*Directive*.
Pull out every line of the data below that contains the string "title", copying each one in full. Case counts.

[Extracted records]
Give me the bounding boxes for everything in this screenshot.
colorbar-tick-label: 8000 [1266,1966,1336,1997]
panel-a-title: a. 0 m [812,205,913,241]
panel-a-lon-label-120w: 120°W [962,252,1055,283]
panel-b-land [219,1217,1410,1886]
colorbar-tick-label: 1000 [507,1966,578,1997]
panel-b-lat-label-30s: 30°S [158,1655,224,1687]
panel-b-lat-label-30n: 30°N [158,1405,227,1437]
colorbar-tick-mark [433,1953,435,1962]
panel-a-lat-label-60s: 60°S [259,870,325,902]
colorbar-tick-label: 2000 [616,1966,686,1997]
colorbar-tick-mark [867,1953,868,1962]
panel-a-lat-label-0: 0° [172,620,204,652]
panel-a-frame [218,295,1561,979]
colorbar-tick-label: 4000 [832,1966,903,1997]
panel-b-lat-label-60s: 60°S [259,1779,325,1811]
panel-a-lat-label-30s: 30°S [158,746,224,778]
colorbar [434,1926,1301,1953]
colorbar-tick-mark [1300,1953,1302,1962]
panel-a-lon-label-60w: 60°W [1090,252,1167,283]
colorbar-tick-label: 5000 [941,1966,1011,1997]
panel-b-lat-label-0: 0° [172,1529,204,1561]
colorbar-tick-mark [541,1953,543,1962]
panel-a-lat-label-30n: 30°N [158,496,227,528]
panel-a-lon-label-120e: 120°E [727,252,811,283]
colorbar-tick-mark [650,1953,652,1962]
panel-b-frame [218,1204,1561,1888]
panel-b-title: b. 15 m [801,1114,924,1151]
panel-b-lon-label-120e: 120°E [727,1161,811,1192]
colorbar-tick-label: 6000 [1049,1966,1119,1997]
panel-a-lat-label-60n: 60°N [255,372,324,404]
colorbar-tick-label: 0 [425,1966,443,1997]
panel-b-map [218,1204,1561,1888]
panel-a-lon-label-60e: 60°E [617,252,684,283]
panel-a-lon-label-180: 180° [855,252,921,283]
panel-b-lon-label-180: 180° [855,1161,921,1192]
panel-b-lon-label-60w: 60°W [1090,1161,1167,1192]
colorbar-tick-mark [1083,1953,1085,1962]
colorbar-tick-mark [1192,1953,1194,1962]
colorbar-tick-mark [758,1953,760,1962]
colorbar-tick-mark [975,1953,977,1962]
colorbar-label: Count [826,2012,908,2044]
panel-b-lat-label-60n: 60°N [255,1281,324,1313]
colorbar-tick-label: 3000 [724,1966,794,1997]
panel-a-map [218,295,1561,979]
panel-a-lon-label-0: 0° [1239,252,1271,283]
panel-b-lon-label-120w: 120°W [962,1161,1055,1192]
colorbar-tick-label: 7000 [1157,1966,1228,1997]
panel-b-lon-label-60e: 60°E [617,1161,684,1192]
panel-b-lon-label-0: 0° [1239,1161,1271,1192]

*The reply*.
panel-a-title: a. 0 m [812,205,913,241]
panel-b-title: b. 15 m [801,1114,924,1151]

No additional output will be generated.